Task requirements
Copy every line of the records below word for word.

Source records

-*-

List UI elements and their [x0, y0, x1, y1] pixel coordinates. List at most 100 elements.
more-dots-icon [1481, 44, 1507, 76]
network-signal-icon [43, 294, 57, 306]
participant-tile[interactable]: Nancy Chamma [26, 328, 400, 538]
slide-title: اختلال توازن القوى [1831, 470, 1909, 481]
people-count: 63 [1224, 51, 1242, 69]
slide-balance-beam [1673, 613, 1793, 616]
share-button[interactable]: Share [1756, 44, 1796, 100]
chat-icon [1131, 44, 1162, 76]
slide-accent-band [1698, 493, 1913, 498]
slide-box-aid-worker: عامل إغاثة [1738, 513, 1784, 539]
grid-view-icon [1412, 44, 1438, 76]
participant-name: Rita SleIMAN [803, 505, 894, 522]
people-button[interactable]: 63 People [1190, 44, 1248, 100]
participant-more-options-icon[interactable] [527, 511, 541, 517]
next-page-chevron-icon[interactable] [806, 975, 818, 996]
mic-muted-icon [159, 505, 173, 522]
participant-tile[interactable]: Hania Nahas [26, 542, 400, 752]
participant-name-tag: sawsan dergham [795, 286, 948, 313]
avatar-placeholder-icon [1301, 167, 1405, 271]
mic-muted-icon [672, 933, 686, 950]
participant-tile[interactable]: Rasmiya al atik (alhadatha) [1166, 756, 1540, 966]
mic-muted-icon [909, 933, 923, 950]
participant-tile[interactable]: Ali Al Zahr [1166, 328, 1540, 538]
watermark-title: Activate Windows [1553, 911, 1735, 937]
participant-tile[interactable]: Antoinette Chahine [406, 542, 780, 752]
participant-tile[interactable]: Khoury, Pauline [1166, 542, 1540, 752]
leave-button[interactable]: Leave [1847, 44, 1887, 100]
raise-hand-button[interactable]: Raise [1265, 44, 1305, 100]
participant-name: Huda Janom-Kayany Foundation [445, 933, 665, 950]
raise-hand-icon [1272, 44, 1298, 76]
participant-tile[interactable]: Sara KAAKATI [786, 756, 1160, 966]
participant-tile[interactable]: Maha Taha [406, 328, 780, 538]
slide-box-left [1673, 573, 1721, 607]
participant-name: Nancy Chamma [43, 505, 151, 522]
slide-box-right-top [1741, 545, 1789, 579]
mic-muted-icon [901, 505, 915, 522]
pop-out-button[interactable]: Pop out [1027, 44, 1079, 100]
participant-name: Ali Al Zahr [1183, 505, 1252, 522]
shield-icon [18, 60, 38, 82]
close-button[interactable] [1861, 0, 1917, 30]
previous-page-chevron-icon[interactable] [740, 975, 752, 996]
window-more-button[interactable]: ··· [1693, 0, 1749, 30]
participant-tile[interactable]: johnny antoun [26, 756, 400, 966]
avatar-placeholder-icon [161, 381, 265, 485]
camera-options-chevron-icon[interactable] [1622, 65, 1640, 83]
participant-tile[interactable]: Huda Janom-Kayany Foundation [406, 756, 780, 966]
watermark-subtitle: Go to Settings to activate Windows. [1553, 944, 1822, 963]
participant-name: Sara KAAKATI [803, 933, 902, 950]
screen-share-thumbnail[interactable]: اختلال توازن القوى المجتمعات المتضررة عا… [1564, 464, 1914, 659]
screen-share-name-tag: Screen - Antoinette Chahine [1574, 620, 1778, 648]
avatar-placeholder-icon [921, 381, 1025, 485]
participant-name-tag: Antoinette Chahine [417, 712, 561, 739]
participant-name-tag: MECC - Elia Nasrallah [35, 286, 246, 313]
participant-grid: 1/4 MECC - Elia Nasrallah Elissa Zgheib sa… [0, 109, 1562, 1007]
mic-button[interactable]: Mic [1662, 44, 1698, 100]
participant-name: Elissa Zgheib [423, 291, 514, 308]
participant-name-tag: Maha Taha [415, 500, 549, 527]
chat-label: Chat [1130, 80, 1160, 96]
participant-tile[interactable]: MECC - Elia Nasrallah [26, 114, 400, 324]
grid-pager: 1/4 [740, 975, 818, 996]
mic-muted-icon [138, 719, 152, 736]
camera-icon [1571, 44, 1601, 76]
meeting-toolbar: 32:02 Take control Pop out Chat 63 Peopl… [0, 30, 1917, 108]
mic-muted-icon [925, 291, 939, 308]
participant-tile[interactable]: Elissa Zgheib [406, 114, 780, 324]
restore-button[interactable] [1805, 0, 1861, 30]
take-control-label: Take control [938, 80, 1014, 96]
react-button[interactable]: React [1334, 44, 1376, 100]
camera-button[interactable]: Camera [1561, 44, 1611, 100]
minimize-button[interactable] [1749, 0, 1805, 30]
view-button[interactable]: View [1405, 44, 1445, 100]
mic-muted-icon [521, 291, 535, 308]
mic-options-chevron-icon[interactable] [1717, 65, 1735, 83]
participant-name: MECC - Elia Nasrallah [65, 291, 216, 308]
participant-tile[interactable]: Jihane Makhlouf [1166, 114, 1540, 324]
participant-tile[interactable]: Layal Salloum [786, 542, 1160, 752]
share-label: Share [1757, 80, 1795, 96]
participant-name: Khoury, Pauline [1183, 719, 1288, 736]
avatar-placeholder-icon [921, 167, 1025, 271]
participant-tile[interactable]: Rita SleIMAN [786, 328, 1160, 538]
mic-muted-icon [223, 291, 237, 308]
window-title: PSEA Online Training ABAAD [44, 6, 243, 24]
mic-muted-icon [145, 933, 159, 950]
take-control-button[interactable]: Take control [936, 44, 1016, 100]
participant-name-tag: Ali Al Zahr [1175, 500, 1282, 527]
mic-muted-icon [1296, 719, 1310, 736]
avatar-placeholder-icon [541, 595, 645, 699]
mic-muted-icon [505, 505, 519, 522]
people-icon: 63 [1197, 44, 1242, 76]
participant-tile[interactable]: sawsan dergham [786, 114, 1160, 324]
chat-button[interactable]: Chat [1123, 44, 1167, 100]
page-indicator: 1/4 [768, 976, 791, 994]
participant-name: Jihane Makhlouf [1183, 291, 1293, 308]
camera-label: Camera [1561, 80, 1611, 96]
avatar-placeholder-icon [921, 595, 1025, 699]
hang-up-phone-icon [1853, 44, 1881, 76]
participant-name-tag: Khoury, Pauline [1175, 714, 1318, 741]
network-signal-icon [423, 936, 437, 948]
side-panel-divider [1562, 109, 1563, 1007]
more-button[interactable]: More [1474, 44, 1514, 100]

-*-

The response
List UI elements and their [x0, y0, x1, y1] pixel coordinates. List at most 100 elements.
more-dots-icon [1481, 44, 1507, 76]
network-signal-icon [43, 294, 57, 306]
participant-tile[interactable]: Nancy Chamma [26, 328, 400, 538]
slide-title: اختلال توازن القوى [1831, 470, 1909, 481]
people-count: 63 [1224, 51, 1242, 69]
slide-balance-beam [1673, 613, 1793, 616]
share-button[interactable]: Share [1756, 44, 1796, 100]
chat-icon [1131, 44, 1162, 76]
slide-accent-band [1698, 493, 1913, 498]
slide-box-aid-worker: عامل إغاثة [1738, 513, 1784, 539]
grid-view-icon [1412, 44, 1438, 76]
participant-name: Rita SleIMAN [803, 505, 894, 522]
people-button[interactable]: 63 People [1190, 44, 1248, 100]
participant-more-options-icon[interactable] [527, 511, 541, 517]
next-page-chevron-icon[interactable] [806, 975, 818, 996]
mic-muted-icon [159, 505, 173, 522]
participant-tile[interactable]: Hania Nahas [26, 542, 400, 752]
participant-name-tag: sawsan dergham [795, 286, 948, 313]
avatar-placeholder-icon [1301, 167, 1405, 271]
mic-muted-icon [672, 933, 686, 950]
participant-tile[interactable]: Rasmiya al atik (alhadatha) [1166, 756, 1540, 966]
mic-muted-icon [909, 933, 923, 950]
participant-tile[interactable]: Ali Al Zahr [1166, 328, 1540, 538]
watermark-title: Activate Windows [1553, 911, 1735, 937]
participant-tile[interactable]: Antoinette Chahine [406, 542, 780, 752]
participant-tile[interactable]: Khoury, Pauline [1166, 542, 1540, 752]
leave-button[interactable]: Leave [1847, 44, 1887, 100]
raise-hand-button[interactable]: Raise [1265, 44, 1305, 100]
participant-name: Huda Janom-Kayany Foundation [445, 933, 665, 950]
raise-hand-icon [1272, 44, 1298, 76]
participant-tile[interactable]: Sara KAAKATI [786, 756, 1160, 966]
participant-tile[interactable]: Maha Taha [406, 328, 780, 538]
slide-box-left [1673, 573, 1721, 607]
participant-name: Nancy Chamma [43, 505, 151, 522]
slide-box-right-top [1741, 545, 1789, 579]
mic-muted-icon [901, 505, 915, 522]
pop-out-button[interactable]: Pop out [1027, 44, 1079, 100]
participant-name: Ali Al Zahr [1183, 505, 1252, 522]
shield-icon [18, 60, 38, 82]
close-button[interactable] [1861, 0, 1917, 30]
previous-page-chevron-icon[interactable] [740, 975, 752, 996]
window-more-button[interactable]: ··· [1693, 0, 1749, 30]
participant-tile[interactable]: johnny antoun [26, 756, 400, 966]
avatar-placeholder-icon [161, 381, 265, 485]
camera-options-chevron-icon[interactable] [1622, 65, 1640, 83]
participant-tile[interactable]: Huda Janom-Kayany Foundation [406, 756, 780, 966]
watermark-subtitle: Go to Settings to activate Windows. [1553, 944, 1822, 963]
participant-name: Sara KAAKATI [803, 933, 902, 950]
screen-share-thumbnail[interactable]: اختلال توازن القوى المجتمعات المتضررة عا… [1564, 464, 1914, 659]
screen-share-name-tag: Screen - Antoinette Chahine [1574, 620, 1778, 648]
avatar-placeholder-icon [921, 381, 1025, 485]
participant-name-tag: Antoinette Chahine [417, 712, 561, 739]
participant-name-tag: MECC - Elia Nasrallah [35, 286, 246, 313]
participant-grid: 1/4 MECC - Elia Nasrallah Elissa Zgheib sa… [0, 109, 1562, 1007]
mic-button[interactable]: Mic [1662, 44, 1698, 100]
participant-name: Elissa Zgheib [423, 291, 514, 308]
participant-name-tag: Maha Taha [415, 500, 549, 527]
chat-label: Chat [1130, 80, 1160, 96]
participant-tile[interactable]: MECC - Elia Nasrallah [26, 114, 400, 324]
grid-pager: 1/4 [740, 975, 818, 996]
mic-muted-icon [138, 719, 152, 736]
camera-icon [1571, 44, 1601, 76]
meeting-toolbar: 32:02 Take control Pop out Chat 63 Peopl… [0, 30, 1917, 108]
mic-muted-icon [925, 291, 939, 308]
participant-tile[interactable]: Elissa Zgheib [406, 114, 780, 324]
restore-button[interactable] [1805, 0, 1861, 30]
take-control-label: Take control [938, 80, 1014, 96]
react-button[interactable]: React [1334, 44, 1376, 100]
camera-button[interactable]: Camera [1561, 44, 1611, 100]
minimize-button[interactable] [1749, 0, 1805, 30]
view-button[interactable]: View [1405, 44, 1445, 100]
mic-muted-icon [521, 291, 535, 308]
mic-options-chevron-icon[interactable] [1717, 65, 1735, 83]
participant-name: MECC - Elia Nasrallah [65, 291, 216, 308]
participant-tile[interactable]: Jihane Makhlouf [1166, 114, 1540, 324]
participant-tile[interactable]: Layal Salloum [786, 542, 1160, 752]
share-label: Share [1757, 80, 1795, 96]
participant-name: Khoury, Pauline [1183, 719, 1288, 736]
avatar-placeholder-icon [921, 167, 1025, 271]
participant-tile[interactable]: Rita SleIMAN [786, 328, 1160, 538]
mic-muted-icon [223, 291, 237, 308]
window-title: PSEA Online Training ABAAD [44, 6, 243, 24]
mic-muted-icon [145, 933, 159, 950]
take-control-button[interactable]: Take control [936, 44, 1016, 100]
participant-name-tag: Ali Al Zahr [1175, 500, 1282, 527]
mic-muted-icon [1296, 719, 1310, 736]
avatar-placeholder-icon [541, 595, 645, 699]
mic-muted-icon [505, 505, 519, 522]
people-icon: 63 [1197, 44, 1242, 76]
participant-tile[interactable]: sawsan dergham [786, 114, 1160, 324]
chat-button[interactable]: Chat [1123, 44, 1167, 100]
page-indicator: 1/4 [768, 976, 791, 994]
participant-name: Jihane Makhlouf [1183, 291, 1293, 308]
camera-label: Camera [1561, 80, 1611, 96]
avatar-placeholder-icon [921, 595, 1025, 699]
hang-up-phone-icon [1853, 44, 1881, 76]
participant-name-tag: Khoury, Pauline [1175, 714, 1318, 741]
network-signal-icon [423, 936, 437, 948]
side-panel-divider [1562, 109, 1563, 1007]
more-button[interactable]: More [1474, 44, 1514, 100]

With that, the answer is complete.